**Your task**
Pull every line of the entries that has the word "amplitude".

**Input records**
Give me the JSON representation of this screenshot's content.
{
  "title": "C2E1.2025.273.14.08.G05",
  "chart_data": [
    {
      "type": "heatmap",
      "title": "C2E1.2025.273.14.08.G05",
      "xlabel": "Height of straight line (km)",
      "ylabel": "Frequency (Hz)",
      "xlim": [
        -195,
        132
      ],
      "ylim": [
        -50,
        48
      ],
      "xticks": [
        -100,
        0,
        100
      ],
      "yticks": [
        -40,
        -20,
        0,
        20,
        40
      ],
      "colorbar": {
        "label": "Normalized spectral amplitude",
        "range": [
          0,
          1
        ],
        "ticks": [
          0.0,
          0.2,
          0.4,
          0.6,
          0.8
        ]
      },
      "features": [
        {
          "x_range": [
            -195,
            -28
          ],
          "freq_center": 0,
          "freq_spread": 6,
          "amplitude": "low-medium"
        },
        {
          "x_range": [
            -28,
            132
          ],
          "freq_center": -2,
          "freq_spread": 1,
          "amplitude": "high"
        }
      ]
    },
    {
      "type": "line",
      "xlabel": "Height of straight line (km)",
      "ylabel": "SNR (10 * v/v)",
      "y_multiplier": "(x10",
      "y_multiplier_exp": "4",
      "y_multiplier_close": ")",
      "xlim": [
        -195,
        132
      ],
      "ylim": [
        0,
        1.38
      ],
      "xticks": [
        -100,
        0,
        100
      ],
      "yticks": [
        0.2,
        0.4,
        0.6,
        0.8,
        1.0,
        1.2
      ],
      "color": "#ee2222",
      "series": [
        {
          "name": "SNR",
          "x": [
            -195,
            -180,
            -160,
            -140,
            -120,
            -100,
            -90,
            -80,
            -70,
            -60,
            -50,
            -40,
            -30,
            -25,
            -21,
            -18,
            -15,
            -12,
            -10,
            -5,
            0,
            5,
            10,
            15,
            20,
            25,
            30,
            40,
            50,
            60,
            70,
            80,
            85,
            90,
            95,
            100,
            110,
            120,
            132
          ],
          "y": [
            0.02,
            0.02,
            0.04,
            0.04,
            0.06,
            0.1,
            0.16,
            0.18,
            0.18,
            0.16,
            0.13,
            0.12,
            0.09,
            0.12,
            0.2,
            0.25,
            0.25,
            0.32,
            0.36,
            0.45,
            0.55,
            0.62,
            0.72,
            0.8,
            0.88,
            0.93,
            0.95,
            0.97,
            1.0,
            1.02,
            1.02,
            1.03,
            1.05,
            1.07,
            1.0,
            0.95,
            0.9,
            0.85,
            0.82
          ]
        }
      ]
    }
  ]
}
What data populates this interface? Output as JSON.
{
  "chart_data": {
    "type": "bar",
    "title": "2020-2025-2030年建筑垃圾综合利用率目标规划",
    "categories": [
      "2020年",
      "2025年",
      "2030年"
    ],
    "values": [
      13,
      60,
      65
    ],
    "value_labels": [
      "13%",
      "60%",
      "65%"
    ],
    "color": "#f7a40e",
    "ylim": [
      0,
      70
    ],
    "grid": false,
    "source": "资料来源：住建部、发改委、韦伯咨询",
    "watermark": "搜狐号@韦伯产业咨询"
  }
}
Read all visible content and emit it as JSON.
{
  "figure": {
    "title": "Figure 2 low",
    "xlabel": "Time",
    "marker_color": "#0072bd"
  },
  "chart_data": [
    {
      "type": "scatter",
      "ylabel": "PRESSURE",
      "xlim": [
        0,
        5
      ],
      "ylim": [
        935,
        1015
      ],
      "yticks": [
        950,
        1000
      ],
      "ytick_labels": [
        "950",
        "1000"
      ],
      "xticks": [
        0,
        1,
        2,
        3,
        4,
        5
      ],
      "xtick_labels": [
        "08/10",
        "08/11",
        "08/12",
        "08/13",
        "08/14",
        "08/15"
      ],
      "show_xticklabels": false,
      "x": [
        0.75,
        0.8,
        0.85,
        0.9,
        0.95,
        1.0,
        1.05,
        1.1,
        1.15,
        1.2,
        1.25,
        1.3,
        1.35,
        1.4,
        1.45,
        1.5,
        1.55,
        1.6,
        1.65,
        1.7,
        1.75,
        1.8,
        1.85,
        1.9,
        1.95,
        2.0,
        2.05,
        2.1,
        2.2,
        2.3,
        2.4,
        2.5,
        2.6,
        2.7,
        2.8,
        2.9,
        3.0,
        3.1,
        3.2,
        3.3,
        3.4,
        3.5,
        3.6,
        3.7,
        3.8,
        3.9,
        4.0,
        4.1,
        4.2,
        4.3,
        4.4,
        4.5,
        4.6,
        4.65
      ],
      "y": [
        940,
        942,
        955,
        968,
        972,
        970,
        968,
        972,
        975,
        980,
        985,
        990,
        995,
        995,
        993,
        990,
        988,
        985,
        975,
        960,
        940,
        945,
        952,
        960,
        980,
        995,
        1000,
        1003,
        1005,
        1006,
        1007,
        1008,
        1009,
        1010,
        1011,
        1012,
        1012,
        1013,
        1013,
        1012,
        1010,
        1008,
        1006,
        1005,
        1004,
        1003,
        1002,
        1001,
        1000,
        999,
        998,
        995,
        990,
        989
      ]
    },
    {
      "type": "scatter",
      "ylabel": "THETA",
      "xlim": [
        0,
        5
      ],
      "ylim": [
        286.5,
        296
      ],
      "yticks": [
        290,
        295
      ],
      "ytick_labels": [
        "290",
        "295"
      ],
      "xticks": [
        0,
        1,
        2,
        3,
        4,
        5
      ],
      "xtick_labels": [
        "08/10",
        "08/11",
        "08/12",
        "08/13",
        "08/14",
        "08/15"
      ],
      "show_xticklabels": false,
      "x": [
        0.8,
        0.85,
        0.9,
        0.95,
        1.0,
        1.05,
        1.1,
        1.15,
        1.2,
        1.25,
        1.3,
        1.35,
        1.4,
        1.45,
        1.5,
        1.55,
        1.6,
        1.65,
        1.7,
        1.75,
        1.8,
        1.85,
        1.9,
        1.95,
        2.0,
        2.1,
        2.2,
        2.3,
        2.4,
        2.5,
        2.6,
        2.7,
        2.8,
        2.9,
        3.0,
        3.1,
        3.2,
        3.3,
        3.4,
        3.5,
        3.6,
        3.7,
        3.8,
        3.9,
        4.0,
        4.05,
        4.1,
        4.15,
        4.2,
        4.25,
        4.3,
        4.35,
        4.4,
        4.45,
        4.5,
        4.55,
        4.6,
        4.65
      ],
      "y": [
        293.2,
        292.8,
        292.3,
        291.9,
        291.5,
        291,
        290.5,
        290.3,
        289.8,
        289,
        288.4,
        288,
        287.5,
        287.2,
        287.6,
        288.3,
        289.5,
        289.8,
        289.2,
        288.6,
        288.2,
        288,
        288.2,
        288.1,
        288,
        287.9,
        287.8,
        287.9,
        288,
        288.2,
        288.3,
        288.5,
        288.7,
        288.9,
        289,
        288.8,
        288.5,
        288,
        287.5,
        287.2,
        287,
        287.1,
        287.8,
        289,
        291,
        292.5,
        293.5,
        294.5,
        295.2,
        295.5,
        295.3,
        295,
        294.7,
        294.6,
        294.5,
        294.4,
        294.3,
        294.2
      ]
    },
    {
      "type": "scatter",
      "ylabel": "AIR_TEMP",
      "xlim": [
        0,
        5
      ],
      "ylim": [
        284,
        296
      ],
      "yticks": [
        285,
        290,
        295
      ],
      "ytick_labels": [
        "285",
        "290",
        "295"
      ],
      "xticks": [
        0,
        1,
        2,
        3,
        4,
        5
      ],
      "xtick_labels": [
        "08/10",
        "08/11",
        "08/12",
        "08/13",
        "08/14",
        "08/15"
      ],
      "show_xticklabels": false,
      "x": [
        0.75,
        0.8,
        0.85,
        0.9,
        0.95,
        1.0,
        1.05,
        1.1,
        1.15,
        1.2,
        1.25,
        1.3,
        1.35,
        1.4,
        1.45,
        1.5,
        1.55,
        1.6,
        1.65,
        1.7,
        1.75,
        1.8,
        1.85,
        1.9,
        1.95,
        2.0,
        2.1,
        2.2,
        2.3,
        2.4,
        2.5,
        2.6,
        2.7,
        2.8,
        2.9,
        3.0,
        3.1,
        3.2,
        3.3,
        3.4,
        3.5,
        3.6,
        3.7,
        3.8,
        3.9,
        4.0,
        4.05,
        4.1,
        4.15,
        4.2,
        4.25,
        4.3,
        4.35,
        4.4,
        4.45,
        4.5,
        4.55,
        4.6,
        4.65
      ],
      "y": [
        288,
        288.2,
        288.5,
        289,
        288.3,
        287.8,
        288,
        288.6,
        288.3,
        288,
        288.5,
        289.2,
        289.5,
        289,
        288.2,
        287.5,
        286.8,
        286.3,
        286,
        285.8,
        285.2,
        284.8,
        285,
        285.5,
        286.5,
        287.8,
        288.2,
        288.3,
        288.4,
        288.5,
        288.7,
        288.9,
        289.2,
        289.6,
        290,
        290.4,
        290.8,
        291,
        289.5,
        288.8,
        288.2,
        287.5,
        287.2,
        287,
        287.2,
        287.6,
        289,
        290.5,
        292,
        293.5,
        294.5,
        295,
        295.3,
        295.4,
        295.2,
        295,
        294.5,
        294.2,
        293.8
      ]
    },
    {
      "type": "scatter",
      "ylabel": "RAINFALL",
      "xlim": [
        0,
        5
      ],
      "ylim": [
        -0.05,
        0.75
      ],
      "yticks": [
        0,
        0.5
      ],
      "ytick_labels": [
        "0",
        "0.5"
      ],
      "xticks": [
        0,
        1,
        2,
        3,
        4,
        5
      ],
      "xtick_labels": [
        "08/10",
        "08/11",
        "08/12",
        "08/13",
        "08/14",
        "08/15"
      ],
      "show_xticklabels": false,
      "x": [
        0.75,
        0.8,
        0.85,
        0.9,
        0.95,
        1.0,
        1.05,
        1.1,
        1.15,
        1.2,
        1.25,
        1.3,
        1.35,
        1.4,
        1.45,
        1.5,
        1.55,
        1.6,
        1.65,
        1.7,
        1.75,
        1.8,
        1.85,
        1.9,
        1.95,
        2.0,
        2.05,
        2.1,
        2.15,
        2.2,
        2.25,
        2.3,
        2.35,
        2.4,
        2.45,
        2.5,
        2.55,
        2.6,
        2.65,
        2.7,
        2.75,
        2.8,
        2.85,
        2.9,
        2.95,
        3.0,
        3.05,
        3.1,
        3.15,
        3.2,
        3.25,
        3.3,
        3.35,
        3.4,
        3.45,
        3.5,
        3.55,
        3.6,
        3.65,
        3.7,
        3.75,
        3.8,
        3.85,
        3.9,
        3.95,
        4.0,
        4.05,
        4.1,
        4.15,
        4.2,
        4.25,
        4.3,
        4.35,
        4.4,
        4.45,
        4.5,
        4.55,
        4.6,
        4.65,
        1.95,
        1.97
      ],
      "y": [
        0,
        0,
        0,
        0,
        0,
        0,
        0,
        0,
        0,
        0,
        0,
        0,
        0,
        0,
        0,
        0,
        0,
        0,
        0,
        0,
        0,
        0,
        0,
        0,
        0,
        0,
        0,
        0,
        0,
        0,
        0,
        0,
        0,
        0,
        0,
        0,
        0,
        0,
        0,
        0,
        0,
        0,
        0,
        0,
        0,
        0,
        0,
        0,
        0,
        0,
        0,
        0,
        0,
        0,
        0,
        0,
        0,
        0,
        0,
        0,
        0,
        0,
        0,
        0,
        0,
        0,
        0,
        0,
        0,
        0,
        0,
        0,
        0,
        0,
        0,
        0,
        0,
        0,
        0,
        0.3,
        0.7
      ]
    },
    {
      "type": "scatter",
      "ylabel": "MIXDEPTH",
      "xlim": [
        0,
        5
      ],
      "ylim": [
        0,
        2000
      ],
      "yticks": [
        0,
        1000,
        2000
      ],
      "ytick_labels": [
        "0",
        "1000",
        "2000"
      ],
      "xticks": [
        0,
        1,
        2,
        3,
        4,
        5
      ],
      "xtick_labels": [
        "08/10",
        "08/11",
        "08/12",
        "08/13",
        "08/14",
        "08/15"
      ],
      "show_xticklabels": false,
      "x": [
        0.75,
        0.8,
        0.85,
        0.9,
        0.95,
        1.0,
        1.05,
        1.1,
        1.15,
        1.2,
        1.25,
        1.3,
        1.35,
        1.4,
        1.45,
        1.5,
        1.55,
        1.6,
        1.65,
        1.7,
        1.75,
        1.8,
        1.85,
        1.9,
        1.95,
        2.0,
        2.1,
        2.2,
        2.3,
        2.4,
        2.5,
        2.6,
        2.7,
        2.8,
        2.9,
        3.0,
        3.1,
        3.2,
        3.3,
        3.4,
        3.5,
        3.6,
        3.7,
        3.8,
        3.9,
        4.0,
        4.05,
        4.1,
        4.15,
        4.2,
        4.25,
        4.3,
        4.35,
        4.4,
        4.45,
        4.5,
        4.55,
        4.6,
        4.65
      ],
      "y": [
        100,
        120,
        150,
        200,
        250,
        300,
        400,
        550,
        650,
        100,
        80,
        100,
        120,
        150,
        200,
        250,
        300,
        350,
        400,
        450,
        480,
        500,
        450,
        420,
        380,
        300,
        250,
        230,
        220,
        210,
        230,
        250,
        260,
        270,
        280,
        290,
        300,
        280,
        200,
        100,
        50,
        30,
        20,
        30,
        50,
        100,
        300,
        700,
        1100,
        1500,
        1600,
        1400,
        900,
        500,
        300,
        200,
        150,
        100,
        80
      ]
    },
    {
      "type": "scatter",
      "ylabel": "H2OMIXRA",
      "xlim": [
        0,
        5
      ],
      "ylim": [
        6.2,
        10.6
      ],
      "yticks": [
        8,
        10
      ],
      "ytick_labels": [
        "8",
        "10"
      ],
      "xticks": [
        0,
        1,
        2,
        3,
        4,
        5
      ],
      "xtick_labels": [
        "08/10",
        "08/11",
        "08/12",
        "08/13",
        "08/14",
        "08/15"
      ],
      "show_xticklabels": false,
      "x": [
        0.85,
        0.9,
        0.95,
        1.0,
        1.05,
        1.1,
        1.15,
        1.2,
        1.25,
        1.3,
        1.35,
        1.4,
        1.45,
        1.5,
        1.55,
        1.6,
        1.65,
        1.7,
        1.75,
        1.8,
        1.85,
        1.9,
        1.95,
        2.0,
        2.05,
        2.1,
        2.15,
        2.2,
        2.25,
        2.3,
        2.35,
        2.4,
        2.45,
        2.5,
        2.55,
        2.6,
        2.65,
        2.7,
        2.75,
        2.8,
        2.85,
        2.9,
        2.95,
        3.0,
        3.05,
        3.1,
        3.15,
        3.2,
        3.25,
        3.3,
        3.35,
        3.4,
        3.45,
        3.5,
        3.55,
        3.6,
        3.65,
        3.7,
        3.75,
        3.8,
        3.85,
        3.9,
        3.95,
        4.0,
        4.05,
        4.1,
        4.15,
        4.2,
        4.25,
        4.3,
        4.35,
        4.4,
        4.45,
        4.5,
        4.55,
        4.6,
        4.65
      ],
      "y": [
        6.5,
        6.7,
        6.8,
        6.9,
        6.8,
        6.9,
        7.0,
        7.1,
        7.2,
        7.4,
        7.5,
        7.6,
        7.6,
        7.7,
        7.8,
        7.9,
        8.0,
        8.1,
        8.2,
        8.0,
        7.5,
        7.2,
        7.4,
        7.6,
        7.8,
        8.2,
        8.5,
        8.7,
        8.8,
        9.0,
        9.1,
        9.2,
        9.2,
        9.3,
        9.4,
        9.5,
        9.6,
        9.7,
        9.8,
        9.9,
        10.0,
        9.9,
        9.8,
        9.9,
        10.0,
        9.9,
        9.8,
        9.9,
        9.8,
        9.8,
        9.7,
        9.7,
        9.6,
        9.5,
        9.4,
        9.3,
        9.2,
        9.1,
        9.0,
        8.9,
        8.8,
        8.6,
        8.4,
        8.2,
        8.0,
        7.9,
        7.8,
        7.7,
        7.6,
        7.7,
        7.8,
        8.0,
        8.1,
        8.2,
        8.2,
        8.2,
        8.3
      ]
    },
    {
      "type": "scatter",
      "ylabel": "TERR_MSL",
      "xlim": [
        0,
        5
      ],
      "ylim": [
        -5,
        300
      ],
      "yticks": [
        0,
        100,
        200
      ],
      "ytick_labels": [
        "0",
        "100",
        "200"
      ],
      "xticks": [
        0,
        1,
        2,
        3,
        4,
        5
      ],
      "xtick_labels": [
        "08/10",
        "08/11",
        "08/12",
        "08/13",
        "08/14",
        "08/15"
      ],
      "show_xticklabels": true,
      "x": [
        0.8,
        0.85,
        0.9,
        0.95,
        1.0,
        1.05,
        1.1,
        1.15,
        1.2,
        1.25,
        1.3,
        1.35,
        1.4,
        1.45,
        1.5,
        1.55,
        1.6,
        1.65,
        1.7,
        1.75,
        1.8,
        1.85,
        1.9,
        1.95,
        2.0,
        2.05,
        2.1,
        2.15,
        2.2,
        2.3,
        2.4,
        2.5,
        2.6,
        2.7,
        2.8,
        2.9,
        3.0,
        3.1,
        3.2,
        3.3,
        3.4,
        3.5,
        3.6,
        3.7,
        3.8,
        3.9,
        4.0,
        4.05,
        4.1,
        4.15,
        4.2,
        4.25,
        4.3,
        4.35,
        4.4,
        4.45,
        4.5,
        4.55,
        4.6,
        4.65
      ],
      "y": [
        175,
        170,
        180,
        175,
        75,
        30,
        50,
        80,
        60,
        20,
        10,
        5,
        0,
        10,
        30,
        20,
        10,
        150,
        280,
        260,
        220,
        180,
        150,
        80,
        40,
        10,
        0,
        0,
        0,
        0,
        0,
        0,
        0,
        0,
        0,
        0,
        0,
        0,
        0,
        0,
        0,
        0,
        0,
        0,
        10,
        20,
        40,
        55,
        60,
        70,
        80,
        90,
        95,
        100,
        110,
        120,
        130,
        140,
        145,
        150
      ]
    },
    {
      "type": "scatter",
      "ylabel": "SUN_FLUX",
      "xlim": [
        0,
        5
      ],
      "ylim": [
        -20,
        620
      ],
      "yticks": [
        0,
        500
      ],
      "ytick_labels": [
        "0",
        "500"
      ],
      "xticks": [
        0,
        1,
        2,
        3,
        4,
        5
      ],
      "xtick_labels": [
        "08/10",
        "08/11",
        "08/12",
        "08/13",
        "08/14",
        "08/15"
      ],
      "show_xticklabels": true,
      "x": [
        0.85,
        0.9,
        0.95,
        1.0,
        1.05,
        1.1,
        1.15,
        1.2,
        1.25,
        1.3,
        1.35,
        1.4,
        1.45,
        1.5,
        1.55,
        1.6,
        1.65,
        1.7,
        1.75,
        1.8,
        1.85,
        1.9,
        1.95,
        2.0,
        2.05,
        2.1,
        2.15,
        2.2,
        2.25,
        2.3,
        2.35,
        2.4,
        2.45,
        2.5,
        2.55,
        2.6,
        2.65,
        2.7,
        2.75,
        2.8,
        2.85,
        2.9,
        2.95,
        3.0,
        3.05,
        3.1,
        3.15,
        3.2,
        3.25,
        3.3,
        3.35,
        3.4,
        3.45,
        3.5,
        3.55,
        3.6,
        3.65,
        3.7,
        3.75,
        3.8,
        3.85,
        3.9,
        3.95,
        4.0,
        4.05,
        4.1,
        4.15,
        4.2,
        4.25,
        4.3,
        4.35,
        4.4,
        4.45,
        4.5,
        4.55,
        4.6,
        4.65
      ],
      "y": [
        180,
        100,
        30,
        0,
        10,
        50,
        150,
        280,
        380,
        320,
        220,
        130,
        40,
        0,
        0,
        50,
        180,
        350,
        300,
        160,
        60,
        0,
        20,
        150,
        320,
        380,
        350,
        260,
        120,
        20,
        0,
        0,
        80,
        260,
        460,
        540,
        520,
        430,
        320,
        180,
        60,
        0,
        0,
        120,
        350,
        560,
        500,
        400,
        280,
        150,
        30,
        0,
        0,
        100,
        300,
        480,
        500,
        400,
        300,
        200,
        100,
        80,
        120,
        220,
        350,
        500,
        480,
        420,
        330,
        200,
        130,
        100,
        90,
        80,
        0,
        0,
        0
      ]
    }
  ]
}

**Exercise solution**
        "label": "Normalized spectral amplitude",
          "amplitude": "low-medium"
          "amplitude": "high"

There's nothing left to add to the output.